- **Exercise**
Copy out each line that mentions the word "Shoulder".

Data listing:

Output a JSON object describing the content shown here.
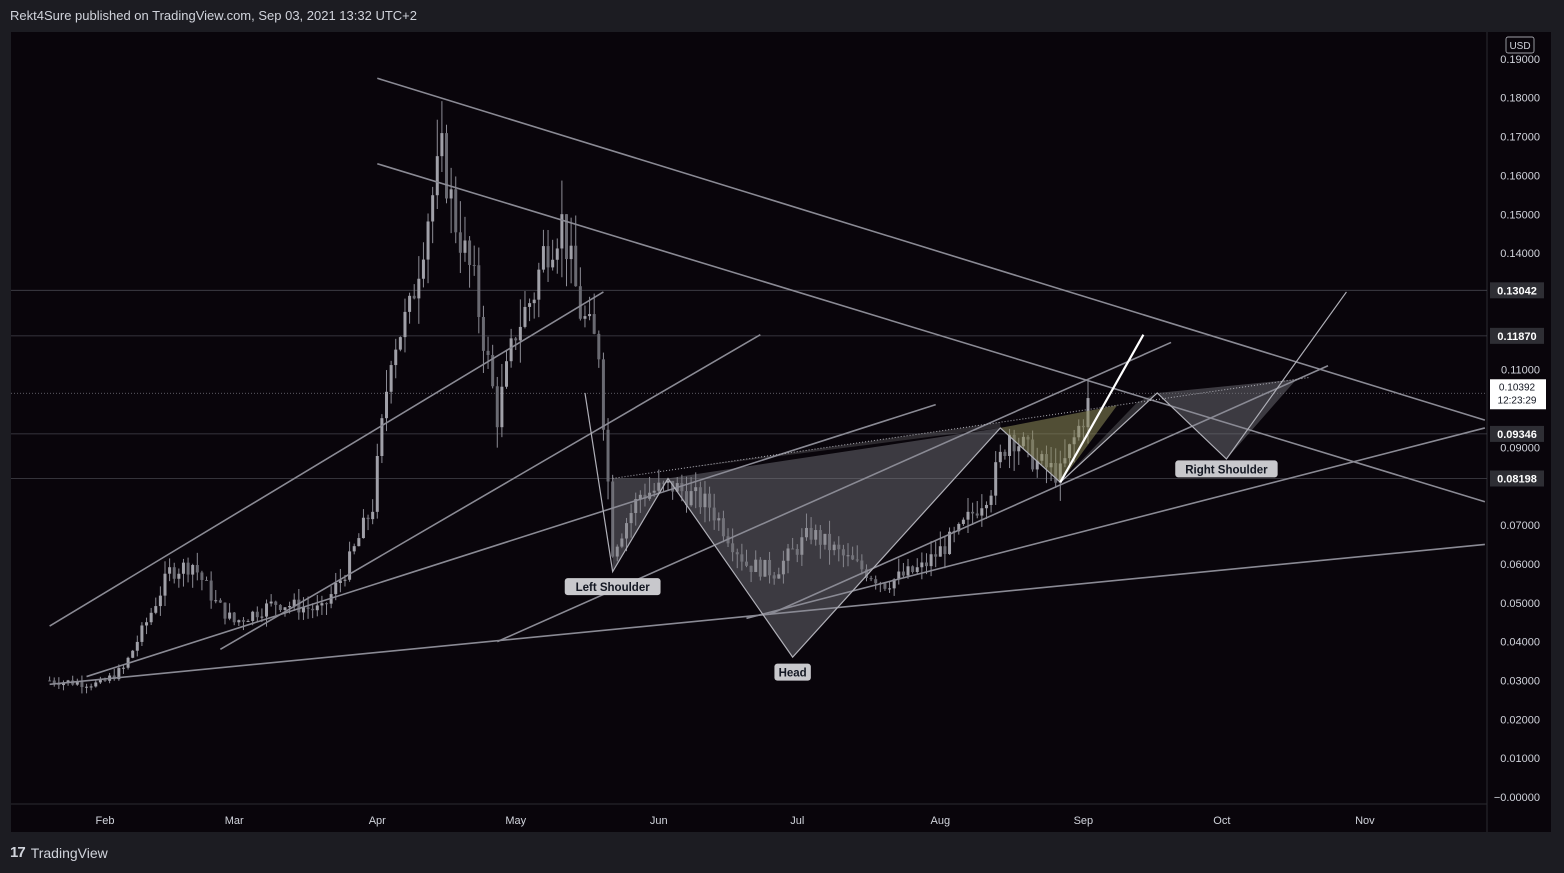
{
  "header": {
    "published_by": "Rekt4Sure published on TradingView.com, Sep 03, 2021 13:32 UTC+2"
  },
  "footer": {
    "logo_text": "TradingView",
    "logo_icon": "tradingview-logo-icon"
  },
  "colors": {
    "background": "#09050b",
    "frame": "#1c1c22",
    "axis_text": "#d1d4dc",
    "candle": "#8d8d96",
    "line": "#8a8a94",
    "pattern_fill": "#7d7d82",
    "highlight": "#8c8a5a"
  },
  "chart_data": {
    "type": "line",
    "currency": "USD",
    "x_ticks": [
      "Feb",
      "Mar",
      "Apr",
      "May",
      "Jun",
      "Jul",
      "Aug",
      "Sep",
      "Oct",
      "Nov"
    ],
    "y_ticks": [
      "0.19000",
      "0.18000",
      "0.17000",
      "0.16000",
      "0.15000",
      "0.14000",
      "0.11000",
      "0.09000",
      "0.07000",
      "0.06000",
      "0.05000",
      "0.04000",
      "0.03000",
      "0.02000",
      "0.01000",
      "−0.00000"
    ],
    "y_range": [
      0,
      0.195
    ],
    "price_levels": [
      {
        "label": "0.13042",
        "value": 0.13042
      },
      {
        "label": "0.11870",
        "value": 0.1187
      },
      {
        "label": "0.09346",
        "value": 0.09346
      },
      {
        "label": "0.08198",
        "value": 0.08198
      }
    ],
    "last_price": {
      "label": "0.10392",
      "countdown": "12:23:29",
      "value": 0.10392
    },
    "annotations": [
      {
        "text": "Left Shoulder",
        "date": "2021-05-22",
        "value": 0.0535
      },
      {
        "text": "Head",
        "date": "2021-06-30",
        "value": 0.0315
      },
      {
        "text": "Right Shoulder",
        "date": "2021-10-02",
        "value": 0.0838
      }
    ],
    "price_series": {
      "dates": [
        "2021-01-20",
        "2021-01-31",
        "2021-02-05",
        "2021-02-10",
        "2021-02-15",
        "2021-02-20",
        "2021-02-25",
        "2021-03-01",
        "2021-03-10",
        "2021-03-20",
        "2021-03-25",
        "2021-03-31",
        "2021-04-04",
        "2021-04-08",
        "2021-04-12",
        "2021-04-15",
        "2021-04-18",
        "2021-04-22",
        "2021-04-27",
        "2021-05-01",
        "2021-05-05",
        "2021-05-07",
        "2021-05-11",
        "2021-05-15",
        "2021-05-19",
        "2021-05-22",
        "2021-05-28",
        "2021-06-04",
        "2021-06-12",
        "2021-06-20",
        "2021-06-26",
        "2021-07-04",
        "2021-07-12",
        "2021-07-20",
        "2021-07-28",
        "2021-08-05",
        "2021-08-12",
        "2021-08-16",
        "2021-08-22",
        "2021-08-27",
        "2021-09-03"
      ],
      "values": [
        0.03,
        0.029,
        0.033,
        0.045,
        0.058,
        0.06,
        0.05,
        0.045,
        0.05,
        0.048,
        0.058,
        0.075,
        0.115,
        0.125,
        0.15,
        0.165,
        0.148,
        0.132,
        0.098,
        0.12,
        0.13,
        0.14,
        0.148,
        0.125,
        0.115,
        0.064,
        0.078,
        0.08,
        0.075,
        0.06,
        0.058,
        0.068,
        0.061,
        0.055,
        0.059,
        0.068,
        0.08,
        0.094,
        0.086,
        0.083,
        0.104
      ]
    },
    "trend_lines": [
      {
        "from": [
          "2021-04-01",
          0.185
        ],
        "to": [
          "2021-11-27",
          0.097
        ]
      },
      {
        "from": [
          "2021-04-01",
          0.163
        ],
        "to": [
          "2021-11-27",
          0.076
        ]
      },
      {
        "from": [
          "2021-01-20",
          0.044
        ],
        "to": [
          "2021-05-20",
          0.13
        ]
      },
      {
        "from": [
          "2021-02-26",
          0.038
        ],
        "to": [
          "2021-06-23",
          0.119
        ]
      },
      {
        "from": [
          "2021-01-28",
          0.031
        ],
        "to": [
          "2021-07-31",
          0.101
        ]
      },
      {
        "from": [
          "2021-04-27",
          0.04
        ],
        "to": [
          "2021-09-20",
          0.117
        ]
      },
      {
        "from": [
          "2021-06-25",
          0.047
        ],
        "to": [
          "2021-10-24",
          0.111
        ]
      },
      {
        "from": [
          "2021-01-20",
          0.029
        ],
        "to": [
          "2021-11-27",
          0.065
        ]
      },
      {
        "from": [
          "2021-06-20",
          0.046
        ],
        "to": [
          "2021-11-27",
          0.095
        ]
      }
    ],
    "projection_path": [
      [
        "2021-08-27",
        0.081
      ],
      [
        "2021-09-14",
        0.119
      ]
    ],
    "pattern_path": [
      [
        "2021-05-16",
        0.104
      ],
      [
        "2021-05-22",
        0.058
      ],
      [
        "2021-06-03",
        0.082
      ],
      [
        "2021-06-30",
        0.036
      ],
      [
        "2021-08-14",
        0.095
      ],
      [
        "2021-08-27",
        0.081
      ],
      [
        "2021-09-17",
        0.104
      ],
      [
        "2021-10-02",
        0.087
      ],
      [
        "2021-10-28",
        0.13
      ]
    ]
  }
}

- **Answer below**
        "text": "Left Shoulder",
        "text": "Right Shoulder",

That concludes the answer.